-- BEGIN Data --

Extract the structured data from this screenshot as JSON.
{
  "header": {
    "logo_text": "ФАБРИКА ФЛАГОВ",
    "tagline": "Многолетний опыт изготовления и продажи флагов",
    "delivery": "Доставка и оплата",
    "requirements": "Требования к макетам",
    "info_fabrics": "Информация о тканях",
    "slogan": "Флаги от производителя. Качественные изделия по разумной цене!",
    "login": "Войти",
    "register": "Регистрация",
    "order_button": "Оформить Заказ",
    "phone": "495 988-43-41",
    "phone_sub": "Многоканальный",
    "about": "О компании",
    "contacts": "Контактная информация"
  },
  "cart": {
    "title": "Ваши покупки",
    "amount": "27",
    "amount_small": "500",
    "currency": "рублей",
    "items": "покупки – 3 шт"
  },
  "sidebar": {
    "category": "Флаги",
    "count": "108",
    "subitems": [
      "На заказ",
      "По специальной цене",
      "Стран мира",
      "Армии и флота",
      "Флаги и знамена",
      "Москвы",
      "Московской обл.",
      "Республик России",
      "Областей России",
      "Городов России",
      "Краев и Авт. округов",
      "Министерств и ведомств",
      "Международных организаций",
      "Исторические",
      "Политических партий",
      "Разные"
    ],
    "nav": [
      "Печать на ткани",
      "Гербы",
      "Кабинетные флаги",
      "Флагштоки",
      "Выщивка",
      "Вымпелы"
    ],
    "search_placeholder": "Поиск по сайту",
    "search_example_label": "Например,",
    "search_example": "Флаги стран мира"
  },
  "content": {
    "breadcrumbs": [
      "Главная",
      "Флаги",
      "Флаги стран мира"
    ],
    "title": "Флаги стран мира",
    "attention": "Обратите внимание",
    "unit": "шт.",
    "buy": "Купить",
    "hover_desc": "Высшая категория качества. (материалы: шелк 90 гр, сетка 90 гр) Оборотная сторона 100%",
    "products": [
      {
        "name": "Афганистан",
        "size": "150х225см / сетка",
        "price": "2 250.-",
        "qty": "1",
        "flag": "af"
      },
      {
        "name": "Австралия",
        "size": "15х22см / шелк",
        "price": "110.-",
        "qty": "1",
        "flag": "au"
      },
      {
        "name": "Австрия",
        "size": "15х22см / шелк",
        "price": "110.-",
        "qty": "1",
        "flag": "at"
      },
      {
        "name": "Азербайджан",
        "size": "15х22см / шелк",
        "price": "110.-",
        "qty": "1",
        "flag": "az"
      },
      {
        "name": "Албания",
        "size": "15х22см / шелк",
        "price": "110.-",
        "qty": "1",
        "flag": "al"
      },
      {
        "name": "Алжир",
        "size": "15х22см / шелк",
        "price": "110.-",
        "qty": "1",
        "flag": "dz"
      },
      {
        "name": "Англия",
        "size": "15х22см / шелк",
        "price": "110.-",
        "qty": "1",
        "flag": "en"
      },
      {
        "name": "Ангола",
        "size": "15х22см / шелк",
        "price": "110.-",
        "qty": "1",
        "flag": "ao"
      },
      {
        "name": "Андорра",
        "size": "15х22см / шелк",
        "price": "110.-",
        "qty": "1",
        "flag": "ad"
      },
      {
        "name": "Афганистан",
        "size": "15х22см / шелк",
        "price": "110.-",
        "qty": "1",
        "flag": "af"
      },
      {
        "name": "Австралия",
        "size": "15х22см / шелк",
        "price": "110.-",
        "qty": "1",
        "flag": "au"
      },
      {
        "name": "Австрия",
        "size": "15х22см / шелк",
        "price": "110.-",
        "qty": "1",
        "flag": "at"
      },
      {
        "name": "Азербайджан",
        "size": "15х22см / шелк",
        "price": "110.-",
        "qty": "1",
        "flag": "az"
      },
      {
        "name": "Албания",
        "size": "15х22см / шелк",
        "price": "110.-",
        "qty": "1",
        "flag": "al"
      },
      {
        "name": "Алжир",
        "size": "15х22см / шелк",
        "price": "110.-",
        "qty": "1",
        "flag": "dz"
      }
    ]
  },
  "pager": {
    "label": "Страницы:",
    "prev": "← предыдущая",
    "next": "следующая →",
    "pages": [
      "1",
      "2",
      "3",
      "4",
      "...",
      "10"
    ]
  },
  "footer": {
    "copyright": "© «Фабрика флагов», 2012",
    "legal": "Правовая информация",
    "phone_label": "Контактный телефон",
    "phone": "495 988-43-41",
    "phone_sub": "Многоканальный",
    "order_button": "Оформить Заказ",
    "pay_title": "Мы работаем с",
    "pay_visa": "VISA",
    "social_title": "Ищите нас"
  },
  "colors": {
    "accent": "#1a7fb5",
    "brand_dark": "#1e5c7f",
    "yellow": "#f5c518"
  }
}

-- END Data --

▸ Exercise goal
Return all of the data word for word.

▸ Final result
Extract the structured data from this screenshot as JSON.
{
  "header": {
    "logo_text": "ФАБРИКА ФЛАГОВ",
    "tagline": "Многолетний опыт изготовления и продажи флагов",
    "delivery": "Доставка и оплата",
    "requirements": "Требования к макетам",
    "info_fabrics": "Информация о тканях",
    "slogan": "Флаги от производителя. Качественные изделия по разумной цене!",
    "login": "Войти",
    "register": "Регистрация",
    "order_button": "Оформить Заказ",
    "phone": "495 988-43-41",
    "phone_sub": "Многоканальный",
    "about": "О компании",
    "contacts": "Контактная информация"
  },
  "cart": {
    "title": "Ваши покупки",
    "amount": "27",
    "amount_small": "500",
    "currency": "рублей",
    "items": "покупки – 3 шт"
  },
  "sidebar": {
    "category": "Флаги",
    "count": "108",
    "subitems": [
      "На заказ",
      "По специальной цене",
      "Стран мира",
      "Армии и флота",
      "Флаги и знамена",
      "Москвы",
      "Московской обл.",
      "Республик России",
      "Областей России",
      "Городов России",
      "Краев и Авт. округов",
      "Министерств и ведомств",
      "Международных организаций",
      "Исторические",
      "Политических партий",
      "Разные"
    ],
    "nav": [
      "Печать на ткани",
      "Гербы",
      "Кабинетные флаги",
      "Флагштоки",
      "Выщивка",
      "Вымпелы"
    ],
    "search_placeholder": "Поиск по сайту",
    "search_example_label": "Например,",
    "search_example": "Флаги стран мира"
  },
  "content": {
    "breadcrumbs": [
      "Главная",
      "Флаги",
      "Флаги стран мира"
    ],
    "title": "Флаги стран мира",
    "attention": "Обратите внимание",
    "unit": "шт.",
    "buy": "Купить",
    "hover_desc": "Высшая категория качества. (материалы: шелк 90 гр, сетка 90 гр) Оборотная сторона 100%",
    "products": [
      {
        "name": "Афганистан",
        "size": "150х225см / сетка",
        "price": "2 250.-",
        "qty": "1",
        "flag": "af"
      },
      {
        "name": "Австралия",
        "size": "15х22см / шелк",
        "price": "110.-",
        "qty": "1",
        "flag": "au"
      },
      {
        "name": "Австрия",
        "size": "15х22см / шелк",
        "price": "110.-",
        "qty": "1",
        "flag": "at"
      },
      {
        "name": "Азербайджан",
        "size": "15х22см / шелк",
        "price": "110.-",
        "qty": "1",
        "flag": "az"
      },
      {
        "name": "Албания",
        "size": "15х22см / шелк",
        "price": "110.-",
        "qty": "1",
        "flag": "al"
      },
      {
        "name": "Алжир",
        "size": "15х22см / шелк",
        "price": "110.-",
        "qty": "1",
        "flag": "dz"
      },
      {
        "name": "Англия",
        "size": "15х22см / шелк",
        "price": "110.-",
        "qty": "1",
        "flag": "en"
      },
      {
        "name": "Ангола",
        "size": "15х22см / шелк",
        "price": "110.-",
        "qty": "1",
        "flag": "ao"
      },
      {
        "name": "Андорра",
        "size": "15х22см / шелк",
        "price": "110.-",
        "qty": "1",
        "flag": "ad"
      },
      {
        "name": "Афганистан",
        "size": "15х22см / шелк",
        "price": "110.-",
        "qty": "1",
        "flag": "af"
      },
      {
        "name": "Австралия",
        "size": "15х22см / шелк",
        "price": "110.-",
        "qty": "1",
        "flag": "au"
      },
      {
        "name": "Австрия",
        "size": "15х22см / шелк",
        "price": "110.-",
        "qty": "1",
        "flag": "at"
      },
      {
        "name": "Азербайджан",
        "size": "15х22см / шелк",
        "price": "110.-",
        "qty": "1",
        "flag": "az"
      },
      {
        "name": "Албания",
        "size": "15х22см / шелк",
        "price": "110.-",
        "qty": "1",
        "flag": "al"
      },
      {
        "name": "Алжир",
        "size": "15х22см / шелк",
        "price": "110.-",
        "qty": "1",
        "flag": "dz"
      }
    ]
  },
  "pager": {
    "label": "Страницы:",
    "prev": "← предыдущая",
    "next": "следующая →",
    "pages": [
      "1",
      "2",
      "3",
      "4",
      "...",
      "10"
    ]
  },
  "footer": {
    "copyright": "© «Фабрика флагов», 2012",
    "legal": "Правовая информация",
    "phone_label": "Контактный телефон",
    "phone": "495 988-43-41",
    "phone_sub": "Многоканальный",
    "order_button": "Оформить Заказ",
    "pay_title": "Мы работаем с",
    "pay_visa": "VISA",
    "social_title": "Ищите нас"
  },
  "colors": {
    "accent": "#1a7fb5",
    "brand_dark": "#1e5c7f",
    "yellow": "#f5c518"
  }
}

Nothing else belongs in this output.